▶ [TASK DETAILS] Across these entries, work out how many lines carry the string "Anesthesiology", and give only that number.

▶ [DATA FOR THIS EXERCISE]

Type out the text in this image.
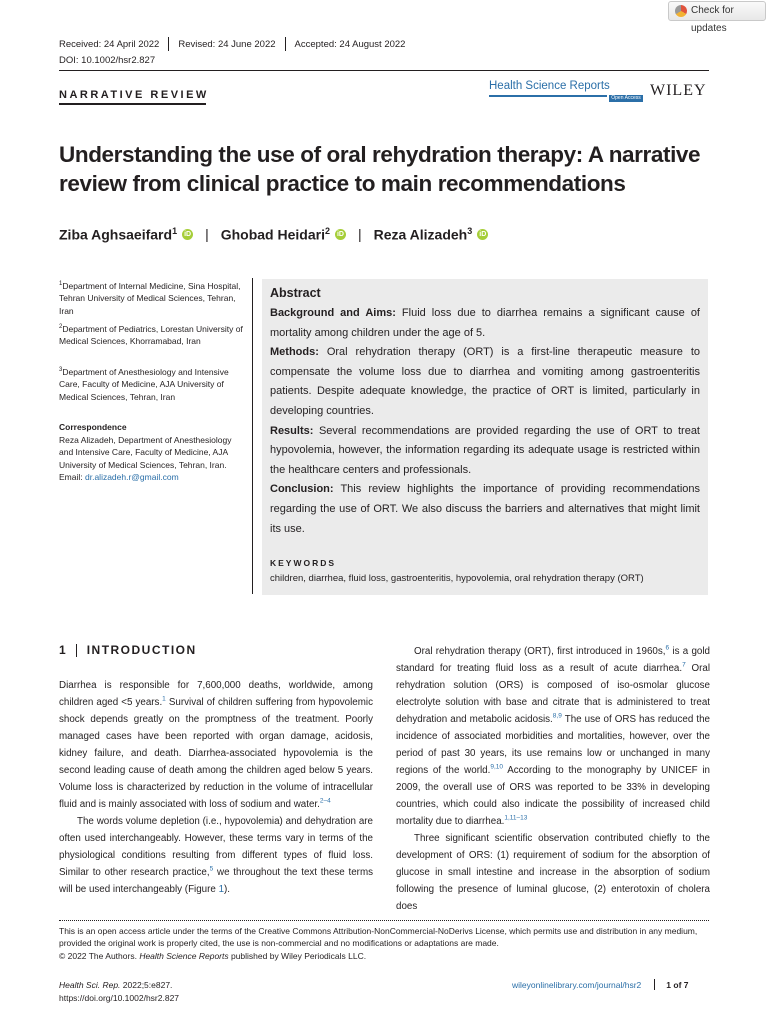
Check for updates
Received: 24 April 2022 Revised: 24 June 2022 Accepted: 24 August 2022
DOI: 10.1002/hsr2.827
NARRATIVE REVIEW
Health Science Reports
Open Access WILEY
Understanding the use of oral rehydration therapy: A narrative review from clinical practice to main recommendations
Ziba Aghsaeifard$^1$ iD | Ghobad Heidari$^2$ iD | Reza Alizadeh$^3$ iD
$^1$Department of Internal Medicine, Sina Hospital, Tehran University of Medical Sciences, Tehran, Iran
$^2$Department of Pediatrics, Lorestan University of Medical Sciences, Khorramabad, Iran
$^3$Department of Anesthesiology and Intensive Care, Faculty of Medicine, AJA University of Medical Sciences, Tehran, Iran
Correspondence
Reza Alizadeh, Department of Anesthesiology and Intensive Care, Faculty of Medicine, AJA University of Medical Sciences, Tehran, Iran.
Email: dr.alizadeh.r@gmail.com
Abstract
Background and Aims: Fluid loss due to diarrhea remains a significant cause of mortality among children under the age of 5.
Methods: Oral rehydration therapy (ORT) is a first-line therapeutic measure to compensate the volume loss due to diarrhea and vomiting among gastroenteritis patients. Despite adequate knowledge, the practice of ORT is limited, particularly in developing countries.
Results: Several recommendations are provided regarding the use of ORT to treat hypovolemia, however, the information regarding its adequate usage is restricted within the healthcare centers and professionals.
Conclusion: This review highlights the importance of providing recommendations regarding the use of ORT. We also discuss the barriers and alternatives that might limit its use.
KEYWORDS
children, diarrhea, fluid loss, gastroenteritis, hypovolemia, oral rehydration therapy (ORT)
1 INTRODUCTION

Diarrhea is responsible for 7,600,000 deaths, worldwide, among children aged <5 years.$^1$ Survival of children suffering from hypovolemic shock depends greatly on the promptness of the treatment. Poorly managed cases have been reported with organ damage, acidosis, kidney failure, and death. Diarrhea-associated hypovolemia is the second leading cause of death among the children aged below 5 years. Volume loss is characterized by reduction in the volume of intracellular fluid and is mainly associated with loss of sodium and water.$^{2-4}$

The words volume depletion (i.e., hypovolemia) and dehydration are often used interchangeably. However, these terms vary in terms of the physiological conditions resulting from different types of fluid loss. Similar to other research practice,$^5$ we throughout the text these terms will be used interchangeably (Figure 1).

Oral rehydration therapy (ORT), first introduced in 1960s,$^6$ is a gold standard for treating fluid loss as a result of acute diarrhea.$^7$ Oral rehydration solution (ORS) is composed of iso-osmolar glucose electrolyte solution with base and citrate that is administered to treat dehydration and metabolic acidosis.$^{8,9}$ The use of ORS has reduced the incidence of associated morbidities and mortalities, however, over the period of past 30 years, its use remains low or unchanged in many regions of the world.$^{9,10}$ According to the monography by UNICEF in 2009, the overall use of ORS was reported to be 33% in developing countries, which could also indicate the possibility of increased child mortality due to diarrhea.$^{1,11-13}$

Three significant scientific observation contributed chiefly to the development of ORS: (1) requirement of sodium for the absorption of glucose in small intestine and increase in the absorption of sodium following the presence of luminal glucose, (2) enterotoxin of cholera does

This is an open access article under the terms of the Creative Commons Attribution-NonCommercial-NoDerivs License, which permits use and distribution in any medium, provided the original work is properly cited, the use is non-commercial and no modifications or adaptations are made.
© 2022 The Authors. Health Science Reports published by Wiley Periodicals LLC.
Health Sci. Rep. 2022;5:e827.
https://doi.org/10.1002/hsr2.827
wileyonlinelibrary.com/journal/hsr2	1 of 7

▶ [YOUR RESPONSE] 2